— Aim —
An exact copy of all the data is required, with pictures left out.

— Data shown —
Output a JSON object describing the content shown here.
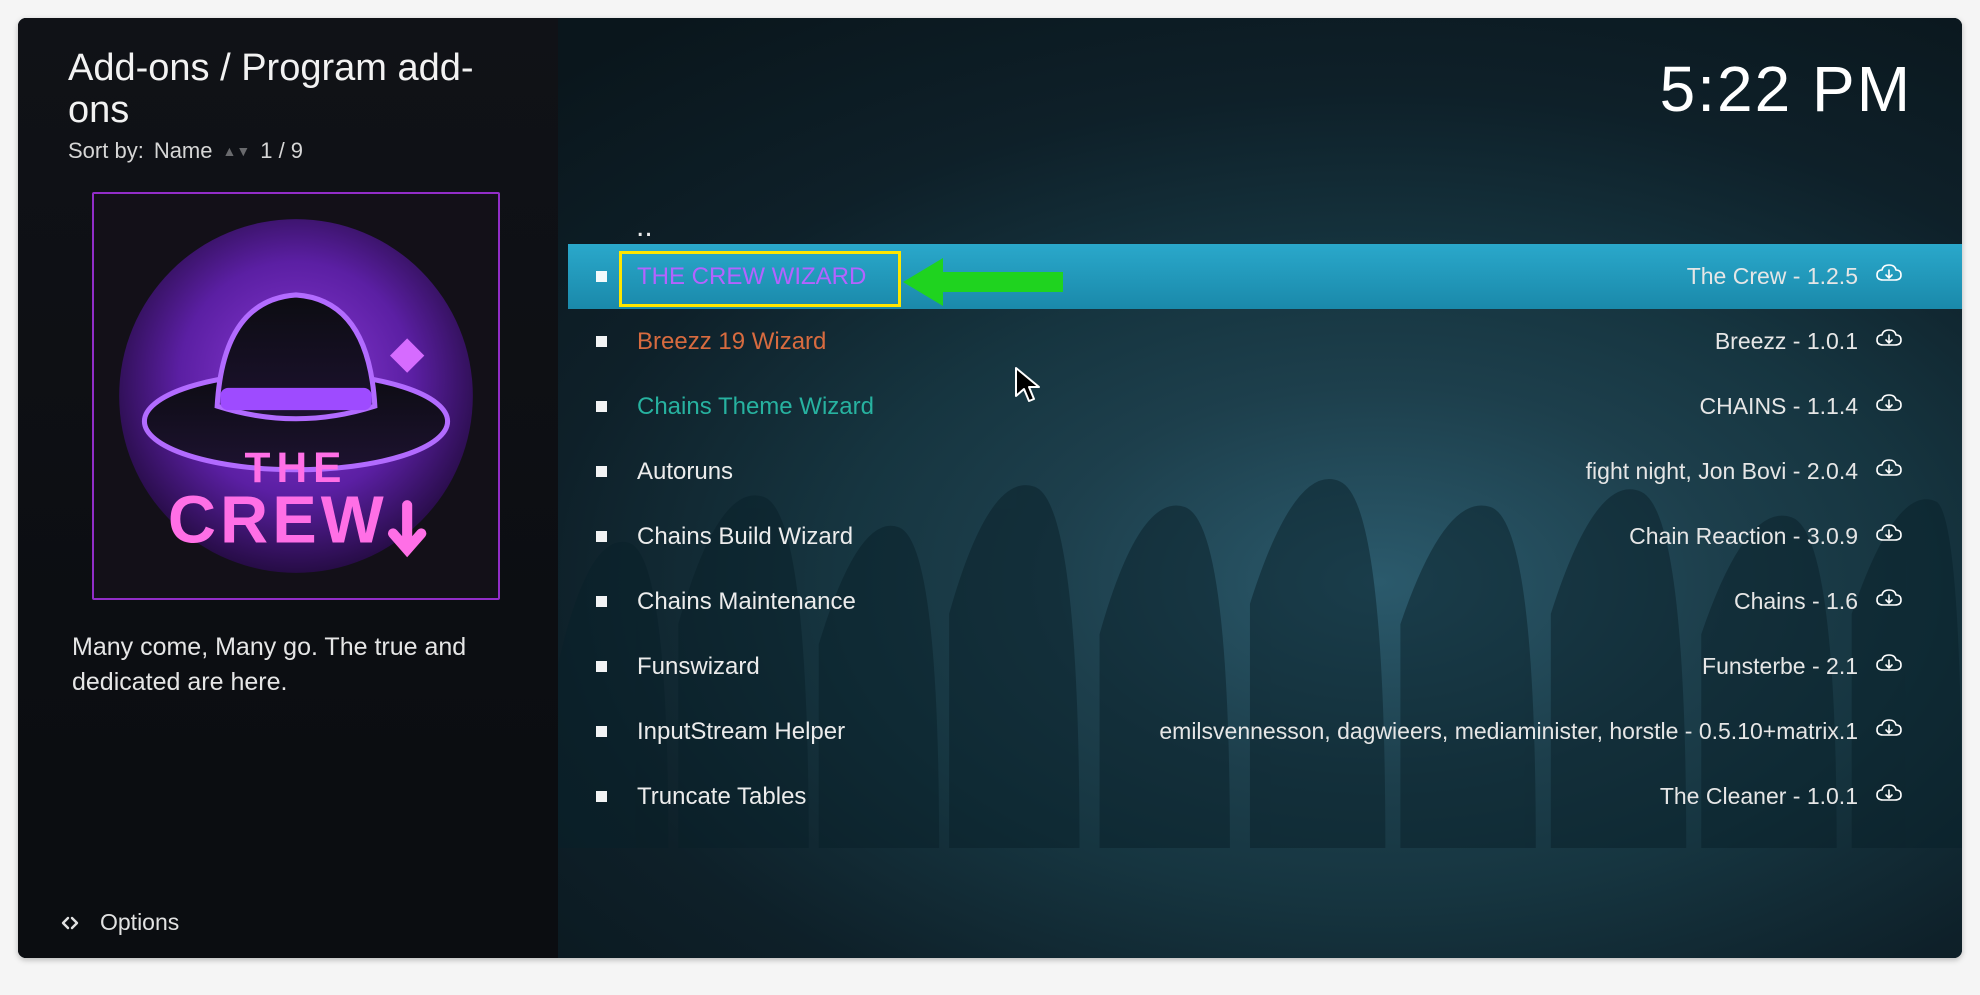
{
  "header": {
    "breadcrumb": "Add-ons / Program add-ons",
    "sort_label": "Sort by:",
    "sort_value": "Name",
    "position": "1 / 9"
  },
  "clock": "5:22 PM",
  "sidebar": {
    "description": "Many come, Many go. The true and dedicated are here.",
    "thumbnail_label": "the-crew-logo"
  },
  "options": {
    "label": "Options"
  },
  "parent_dots": "..",
  "addons": [
    {
      "name": "THE CREW WIZARD",
      "meta": "The Crew - 1.2.5",
      "selected": true
    },
    {
      "name": "Breezz 19 Wizard",
      "meta": "Breezz - 1.0.1",
      "selected": false
    },
    {
      "name": "Chains Theme Wizard",
      "meta": "CHAINS - 1.1.4",
      "selected": false
    },
    {
      "name": "Autoruns",
      "meta": "fight night, Jon Bovi - 2.0.4",
      "selected": false
    },
    {
      "name": "Chains Build Wizard",
      "meta": "Chain Reaction - 3.0.9",
      "selected": false
    },
    {
      "name": "Chains Maintenance",
      "meta": "Chains - 1.6",
      "selected": false
    },
    {
      "name": "Funswizard",
      "meta": "Funsterbe - 2.1",
      "selected": false
    },
    {
      "name": "InputStream Helper",
      "meta": "emilsvennesson, dagwieers, mediaminister, horstle - 0.5.10+matrix.1",
      "selected": false
    },
    {
      "name": "Truncate Tables",
      "meta": "The Cleaner - 1.0.1",
      "selected": false
    }
  ],
  "colors": {
    "accent_purple": "#922dc8",
    "highlight_yellow": "#ffe600",
    "arrow_green": "#22d122",
    "selection_blue": "#1f97bd"
  }
}
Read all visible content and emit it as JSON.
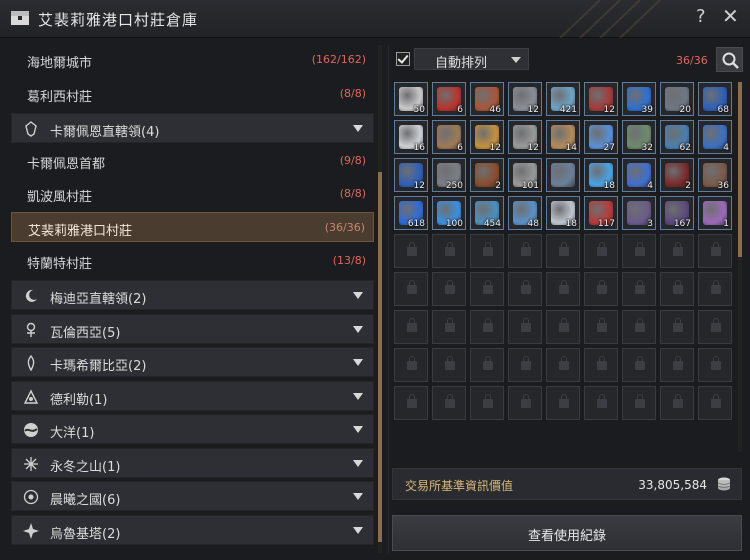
{
  "window": {
    "title": "艾裴莉雅港口村莊倉庫",
    "help_label": "?",
    "close_label": "✕"
  },
  "towns_top": [
    {
      "name": "海地爾城市",
      "count": "(162/162)"
    },
    {
      "name": "葛利西村莊",
      "count": "(8/8)"
    }
  ],
  "regions": [
    {
      "name": "卡爾佩恩直轄領(4)",
      "icon": "crest-icon"
    },
    {
      "name": "梅迪亞直轄領(2)",
      "icon": "moon-icon"
    },
    {
      "name": "瓦倫西亞(5)",
      "icon": "ankh-icon"
    },
    {
      "name": "卡瑪希爾比亞(2)",
      "icon": "flame-icon"
    },
    {
      "name": "德利勒(1)",
      "icon": "lotus-icon"
    },
    {
      "name": "大洋(1)",
      "icon": "wave-icon"
    },
    {
      "name": "永冬之山(1)",
      "icon": "snow-icon"
    },
    {
      "name": "晨曦之國(6)",
      "icon": "flower-icon"
    },
    {
      "name": "烏魯基塔(2)",
      "icon": "star-icon"
    }
  ],
  "towns_calpheon": [
    {
      "name": "卡爾佩恩首都",
      "count": "(9/8)"
    },
    {
      "name": "凱波風村莊",
      "count": "(8/8)"
    },
    {
      "name": "艾裴莉雅港口村莊",
      "count": "(36/36)",
      "selected": true
    },
    {
      "name": "特蘭特村莊",
      "count": "(13/8)"
    }
  ],
  "toolbar": {
    "auto_sort_label": "自動排列",
    "auto_sort_checked": true,
    "capacity": "36/36"
  },
  "items": [
    {
      "qty": "50",
      "color": "#c9c9c9"
    },
    {
      "qty": "6",
      "color": "#b8332d"
    },
    {
      "qty": "46",
      "color": "#a8563a"
    },
    {
      "qty": "12",
      "color": "#8a8f96"
    },
    {
      "qty": "421",
      "color": "#6ea3c8"
    },
    {
      "qty": "12",
      "color": "#a23a3a"
    },
    {
      "qty": "39",
      "color": "#2f6fcf"
    },
    {
      "qty": "20",
      "color": "#6e7784"
    },
    {
      "qty": "68",
      "color": "#2d5fb8"
    },
    {
      "qty": "16",
      "color": "#cfcfd6"
    },
    {
      "qty": "6",
      "color": "#9d7a56"
    },
    {
      "qty": "12",
      "color": "#c4913f"
    },
    {
      "qty": "12",
      "color": "#9a9a9a"
    },
    {
      "qty": "14",
      "color": "#b38b5a"
    },
    {
      "qty": "27",
      "color": "#5a8fd6"
    },
    {
      "qty": "32",
      "color": "#6e8a6e"
    },
    {
      "qty": "62",
      "color": "#4a7fb0"
    },
    {
      "qty": "4",
      "color": "#3c6fc0"
    },
    {
      "qty": "12",
      "color": "#2f5fb8"
    },
    {
      "qty": "250",
      "color": "#7a7e86"
    },
    {
      "qty": "2",
      "color": "#8a4c2e"
    },
    {
      "qty": "101",
      "color": "#9a9a9a"
    },
    {
      "qty": "",
      "color": "#6a7f9a"
    },
    {
      "qty": "18",
      "color": "#4aa2e6"
    },
    {
      "qty": "4",
      "color": "#3f6fd0"
    },
    {
      "qty": "2",
      "color": "#7a2a2a"
    },
    {
      "qty": "36",
      "color": "#7a5a4a"
    },
    {
      "qty": "618",
      "color": "#2f6ad6"
    },
    {
      "qty": "100",
      "color": "#3a8fe0"
    },
    {
      "qty": "454",
      "color": "#4a90c0"
    },
    {
      "qty": "48",
      "color": "#5a90c8"
    },
    {
      "qty": "18",
      "color": "#bfc6cf"
    },
    {
      "qty": "117",
      "color": "#b83a3a"
    },
    {
      "qty": "3",
      "color": "#6a5a8a"
    },
    {
      "qty": "167",
      "color": "#5a4a7a"
    },
    {
      "qty": "1",
      "color": "#9a6ab8"
    }
  ],
  "locked_slots": 45,
  "trade_value": {
    "label": "交易所基準資訊價值",
    "value": "33,805,584"
  },
  "history_button": "查看使用紀錄"
}
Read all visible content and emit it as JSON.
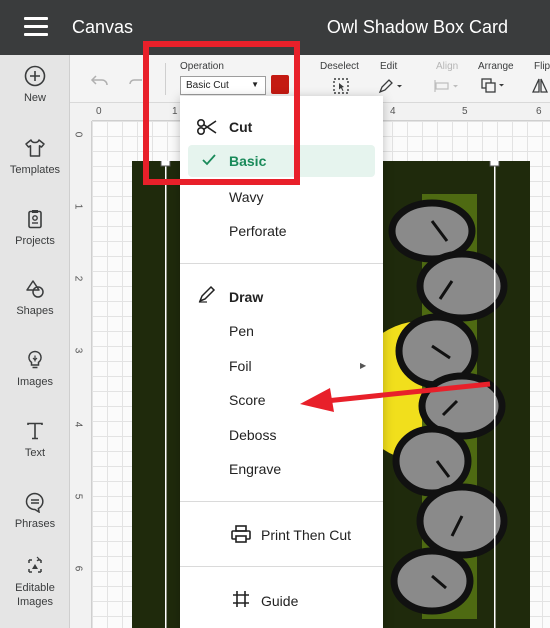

— Full solution —
Output a JSON object describing the content shown here.
{
  "header": {
    "breadcrumb": "Add-ons / Program add-ons",
    "sort_label": "Sort by:",
    "sort_value": "Name",
    "position": "1 / 9"
  },
  "clock": "5:22 PM",
  "sidebar": {
    "description": "Many come, Many go. The true and dedicated are here.",
    "thumbnail_label": "the-crew-logo"
  },
  "options": {
    "label": "Options"
  },
  "parent_dots": "..",
  "addons": [
    {
      "name": "THE CREW WIZARD",
      "meta": "The Crew - 1.2.5",
      "selected": true
    },
    {
      "name": "Breezz 19 Wizard",
      "meta": "Breezz - 1.0.1",
      "selected": false
    },
    {
      "name": "Chains Theme Wizard",
      "meta": "CHAINS - 1.1.4",
      "selected": false
    },
    {
      "name": "Autoruns",
      "meta": "fight night, Jon Bovi - 2.0.4",
      "selected": false
    },
    {
      "name": "Chains Build Wizard",
      "meta": "Chain Reaction - 3.0.9",
      "selected": false
    },
    {
      "name": "Chains Maintenance",
      "meta": "Chains - 1.6",
      "selected": false
    },
    {
      "name": "Funswizard",
      "meta": "Funsterbe - 2.1",
      "selected": false
    },
    {
      "name": "InputStream Helper",
      "meta": "emilsvennesson, dagwieers, mediaminister, horstle - 0.5.10+matrix.1",
      "selected": false
    },
    {
      "name": "Truncate Tables",
      "meta": "The Cleaner - 1.0.1",
      "selected": false
    }
  ],
  "colors": {
    "accent_purple": "#922dc8",
    "highlight_yellow": "#ffe600",
    "arrow_green": "#22d122",
    "selection_blue": "#1f97bd"
  }
}
Read all visible content and emit it as JSON.
{
  "window": {
    "title": "艾裴莉雅港口村莊倉庫",
    "help_label": "?",
    "close_label": "✕"
  },
  "towns_top": [
    {
      "name": "海地爾城市",
      "count": "(162/162)"
    },
    {
      "name": "葛利西村莊",
      "count": "(8/8)"
    }
  ],
  "regions": [
    {
      "name": "卡爾佩恩直轄領(4)",
      "icon": "crest-icon"
    },
    {
      "name": "梅迪亞直轄領(2)",
      "icon": "moon-icon"
    },
    {
      "name": "瓦倫西亞(5)",
      "icon": "ankh-icon"
    },
    {
      "name": "卡瑪希爾比亞(2)",
      "icon": "flame-icon"
    },
    {
      "name": "德利勒(1)",
      "icon": "lotus-icon"
    },
    {
      "name": "大洋(1)",
      "icon": "wave-icon"
    },
    {
      "name": "永冬之山(1)",
      "icon": "snow-icon"
    },
    {
      "name": "晨曦之國(6)",
      "icon": "flower-icon"
    },
    {
      "name": "烏魯基塔(2)",
      "icon": "star-icon"
    }
  ],
  "towns_calpheon": [
    {
      "name": "卡爾佩恩首都",
      "count": "(9/8)"
    },
    {
      "name": "凱波風村莊",
      "count": "(8/8)"
    },
    {
      "name": "艾裴莉雅港口村莊",
      "count": "(36/36)",
      "selected": true
    },
    {
      "name": "特蘭特村莊",
      "count": "(13/8)"
    }
  ],
  "toolbar": {
    "auto_sort_label": "自動排列",
    "auto_sort_checked": true,
    "capacity": "36/36"
  },
  "items": [
    {
      "qty": "50",
      "color": "#c9c9c9"
    },
    {
      "qty": "6",
      "color": "#b8332d"
    },
    {
      "qty": "46",
      "color": "#a8563a"
    },
    {
      "qty": "12",
      "color": "#8a8f96"
    },
    {
      "qty": "421",
      "color": "#6ea3c8"
    },
    {
      "qty": "12",
      "color": "#a23a3a"
    },
    {
      "qty": "39",
      "color": "#2f6fcf"
    },
    {
      "qty": "20",
      "color": "#6e7784"
    },
    {
      "qty": "68",
      "color": "#2d5fb8"
    },
    {
      "qty": "16",
      "color": "#cfcfd6"
    },
    {
      "qty": "6",
      "color": "#9d7a56"
    },
    {
      "qty": "12",
      "color": "#c4913f"
    },
    {
      "qty": "12",
      "color": "#9a9a9a"
    },
    {
      "qty": "14",
      "color": "#b38b5a"
    },
    {
      "qty": "27",
      "color": "#5a8fd6"
    },
    {
      "qty": "32",
      "color": "#6e8a6e"
    },
    {
      "qty": "62",
      "color": "#4a7fb0"
    },
    {
      "qty": "4",
      "color": "#3c6fc0"
    },
    {
      "qty": "12",
      "color": "#2f5fb8"
    },
    {
      "qty": "250",
      "color": "#7a7e86"
    },
    {
      "qty": "2",
      "color": "#8a4c2e"
    },
    {
      "qty": "101",
      "color": "#9a9a9a"
    },
    {
      "qty": "",
      "color": "#6a7f9a"
    },
    {
      "qty": "18",
      "color": "#4aa2e6"
    },
    {
      "qty": "4",
      "color": "#3f6fd0"
    },
    {
      "qty": "2",
      "color": "#7a2a2a"
    },
    {
      "qty": "36",
      "color": "#7a5a4a"
    },
    {
      "qty": "618",
      "color": "#2f6ad6"
    },
    {
      "qty": "100",
      "color": "#3a8fe0"
    },
    {
      "qty": "454",
      "color": "#4a90c0"
    },
    {
      "qty": "48",
      "color": "#5a90c8"
    },
    {
      "qty": "18",
      "color": "#bfc6cf"
    },
    {
      "qty": "117",
      "color": "#b83a3a"
    },
    {
      "qty": "3",
      "color": "#6a5a8a"
    },
    {
      "qty": "167",
      "color": "#5a4a7a"
    },
    {
      "qty": "1",
      "color": "#9a6ab8"
    }
  ],
  "locked_slots": 45,
  "trade_value": {
    "label": "交易所基準資訊價值",
    "value": "33,805,584"
  },
  "history_button": "查看使用紀錄"
}
Read all visible content and emit it as JSON.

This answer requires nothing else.